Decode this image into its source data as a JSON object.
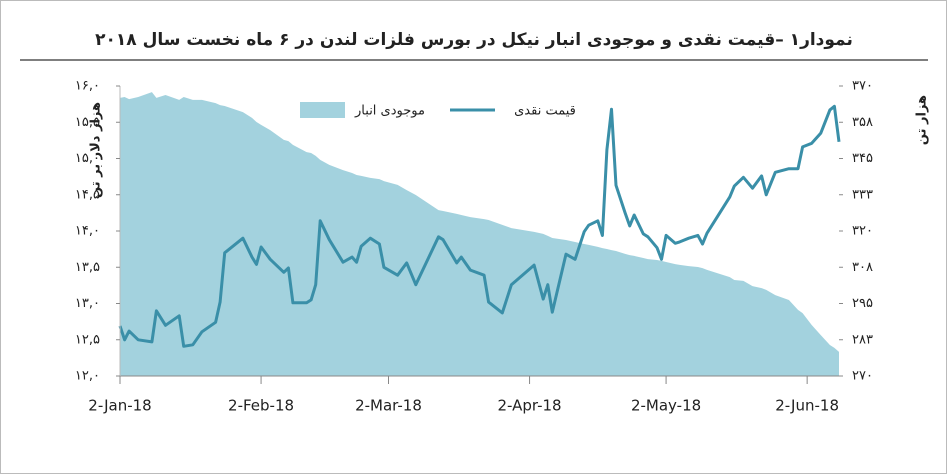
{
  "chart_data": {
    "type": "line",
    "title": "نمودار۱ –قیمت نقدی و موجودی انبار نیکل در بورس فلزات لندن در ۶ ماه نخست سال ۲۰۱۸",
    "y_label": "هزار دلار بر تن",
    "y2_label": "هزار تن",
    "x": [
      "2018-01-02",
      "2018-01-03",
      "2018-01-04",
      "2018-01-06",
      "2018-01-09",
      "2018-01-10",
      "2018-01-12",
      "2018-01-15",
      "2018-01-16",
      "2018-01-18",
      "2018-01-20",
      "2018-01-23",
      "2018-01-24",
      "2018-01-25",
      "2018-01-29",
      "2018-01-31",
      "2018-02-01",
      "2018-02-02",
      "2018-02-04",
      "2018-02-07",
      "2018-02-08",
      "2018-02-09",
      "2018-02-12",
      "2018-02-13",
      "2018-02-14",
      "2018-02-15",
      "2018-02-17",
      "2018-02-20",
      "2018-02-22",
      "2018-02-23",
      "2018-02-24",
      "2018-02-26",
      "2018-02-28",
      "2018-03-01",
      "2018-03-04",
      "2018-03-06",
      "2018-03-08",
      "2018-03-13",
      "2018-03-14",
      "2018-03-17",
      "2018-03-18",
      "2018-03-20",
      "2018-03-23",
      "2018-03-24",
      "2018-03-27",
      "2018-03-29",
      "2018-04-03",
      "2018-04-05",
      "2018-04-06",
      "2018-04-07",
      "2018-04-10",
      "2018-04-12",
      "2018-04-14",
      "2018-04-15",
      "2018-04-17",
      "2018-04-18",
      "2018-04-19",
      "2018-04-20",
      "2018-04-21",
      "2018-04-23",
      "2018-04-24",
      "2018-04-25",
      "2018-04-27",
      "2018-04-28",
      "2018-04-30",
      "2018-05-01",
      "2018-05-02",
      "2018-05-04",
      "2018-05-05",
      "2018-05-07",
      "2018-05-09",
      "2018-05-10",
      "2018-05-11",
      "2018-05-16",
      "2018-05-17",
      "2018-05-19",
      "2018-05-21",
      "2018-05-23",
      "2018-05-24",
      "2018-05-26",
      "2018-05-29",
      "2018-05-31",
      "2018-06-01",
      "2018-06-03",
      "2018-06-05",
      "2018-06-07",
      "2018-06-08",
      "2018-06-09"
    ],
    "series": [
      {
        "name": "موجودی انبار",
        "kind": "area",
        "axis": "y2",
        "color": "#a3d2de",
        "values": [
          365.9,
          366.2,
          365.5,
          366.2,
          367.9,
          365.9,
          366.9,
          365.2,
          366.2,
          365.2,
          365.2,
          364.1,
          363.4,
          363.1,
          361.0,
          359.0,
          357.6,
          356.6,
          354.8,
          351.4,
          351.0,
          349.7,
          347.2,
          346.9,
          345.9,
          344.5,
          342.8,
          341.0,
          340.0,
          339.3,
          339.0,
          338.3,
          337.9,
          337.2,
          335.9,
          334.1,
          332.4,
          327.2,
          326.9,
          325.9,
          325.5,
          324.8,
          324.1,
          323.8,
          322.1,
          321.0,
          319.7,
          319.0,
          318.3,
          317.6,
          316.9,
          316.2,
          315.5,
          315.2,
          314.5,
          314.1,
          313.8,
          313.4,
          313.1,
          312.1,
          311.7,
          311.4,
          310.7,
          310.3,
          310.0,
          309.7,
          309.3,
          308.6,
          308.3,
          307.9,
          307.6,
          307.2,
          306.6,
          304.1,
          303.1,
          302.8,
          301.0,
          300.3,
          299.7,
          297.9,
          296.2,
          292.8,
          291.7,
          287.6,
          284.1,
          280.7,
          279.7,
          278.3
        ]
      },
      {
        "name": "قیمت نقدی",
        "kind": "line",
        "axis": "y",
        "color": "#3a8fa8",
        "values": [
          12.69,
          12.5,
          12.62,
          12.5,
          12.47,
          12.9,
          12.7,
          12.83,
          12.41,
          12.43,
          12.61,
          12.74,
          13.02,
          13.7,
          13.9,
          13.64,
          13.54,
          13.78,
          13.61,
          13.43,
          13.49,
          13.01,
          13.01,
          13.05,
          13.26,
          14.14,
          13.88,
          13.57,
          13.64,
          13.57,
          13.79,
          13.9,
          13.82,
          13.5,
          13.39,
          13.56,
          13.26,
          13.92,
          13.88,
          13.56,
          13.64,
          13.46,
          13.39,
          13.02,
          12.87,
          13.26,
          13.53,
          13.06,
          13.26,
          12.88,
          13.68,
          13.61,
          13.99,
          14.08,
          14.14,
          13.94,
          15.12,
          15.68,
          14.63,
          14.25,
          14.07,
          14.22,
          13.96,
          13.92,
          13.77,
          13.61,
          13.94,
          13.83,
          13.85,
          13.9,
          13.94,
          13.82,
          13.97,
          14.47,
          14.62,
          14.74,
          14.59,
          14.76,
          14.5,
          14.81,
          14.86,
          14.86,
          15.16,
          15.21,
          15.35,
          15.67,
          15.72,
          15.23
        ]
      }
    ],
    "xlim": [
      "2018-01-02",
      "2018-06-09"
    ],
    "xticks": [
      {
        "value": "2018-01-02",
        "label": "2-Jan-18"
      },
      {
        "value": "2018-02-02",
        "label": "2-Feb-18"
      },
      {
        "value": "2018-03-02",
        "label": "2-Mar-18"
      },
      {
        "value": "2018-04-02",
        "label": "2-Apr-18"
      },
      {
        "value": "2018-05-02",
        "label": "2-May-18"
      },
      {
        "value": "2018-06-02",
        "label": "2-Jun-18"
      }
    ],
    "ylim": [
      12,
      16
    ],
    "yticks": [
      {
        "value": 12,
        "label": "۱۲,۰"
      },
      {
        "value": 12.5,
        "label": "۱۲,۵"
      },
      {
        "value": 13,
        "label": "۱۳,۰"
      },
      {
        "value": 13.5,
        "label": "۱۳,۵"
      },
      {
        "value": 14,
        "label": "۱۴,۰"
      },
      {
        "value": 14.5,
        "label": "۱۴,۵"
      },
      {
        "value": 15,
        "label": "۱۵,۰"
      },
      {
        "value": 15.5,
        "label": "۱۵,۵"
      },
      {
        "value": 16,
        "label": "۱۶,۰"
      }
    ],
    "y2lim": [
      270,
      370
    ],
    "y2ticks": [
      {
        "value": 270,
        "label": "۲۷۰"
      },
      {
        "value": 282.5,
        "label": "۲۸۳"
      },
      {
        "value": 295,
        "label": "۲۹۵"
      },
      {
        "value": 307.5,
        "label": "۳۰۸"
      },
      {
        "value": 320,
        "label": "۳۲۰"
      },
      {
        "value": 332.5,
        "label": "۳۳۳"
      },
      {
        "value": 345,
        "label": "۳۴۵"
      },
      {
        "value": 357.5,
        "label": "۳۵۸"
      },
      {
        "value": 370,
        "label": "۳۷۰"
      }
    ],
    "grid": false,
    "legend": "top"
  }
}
- - - - -
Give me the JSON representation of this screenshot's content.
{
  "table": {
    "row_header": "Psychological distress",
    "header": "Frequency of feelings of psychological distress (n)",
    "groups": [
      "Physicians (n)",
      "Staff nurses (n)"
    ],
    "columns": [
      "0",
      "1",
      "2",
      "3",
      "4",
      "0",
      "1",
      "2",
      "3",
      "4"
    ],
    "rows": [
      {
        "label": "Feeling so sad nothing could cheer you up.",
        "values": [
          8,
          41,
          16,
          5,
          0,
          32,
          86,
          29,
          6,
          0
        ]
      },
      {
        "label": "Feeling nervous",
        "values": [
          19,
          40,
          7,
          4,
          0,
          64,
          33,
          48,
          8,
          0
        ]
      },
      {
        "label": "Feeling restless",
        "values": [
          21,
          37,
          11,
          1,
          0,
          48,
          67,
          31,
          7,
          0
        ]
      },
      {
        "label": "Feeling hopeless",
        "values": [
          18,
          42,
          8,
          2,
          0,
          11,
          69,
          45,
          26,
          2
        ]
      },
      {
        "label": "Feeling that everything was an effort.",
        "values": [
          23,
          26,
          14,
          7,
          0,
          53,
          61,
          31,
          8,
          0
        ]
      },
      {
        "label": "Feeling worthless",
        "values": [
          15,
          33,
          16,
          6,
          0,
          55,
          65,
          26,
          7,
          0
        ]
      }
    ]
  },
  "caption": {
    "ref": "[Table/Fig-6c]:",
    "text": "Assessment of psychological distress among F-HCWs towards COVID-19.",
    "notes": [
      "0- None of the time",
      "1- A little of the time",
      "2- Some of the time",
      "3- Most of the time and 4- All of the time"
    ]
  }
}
- - - - -
• **Problem description**: Reply with nothing but a number: how many lines of the entries above contain the string "موجودی"?

• **Solved exercise**: 2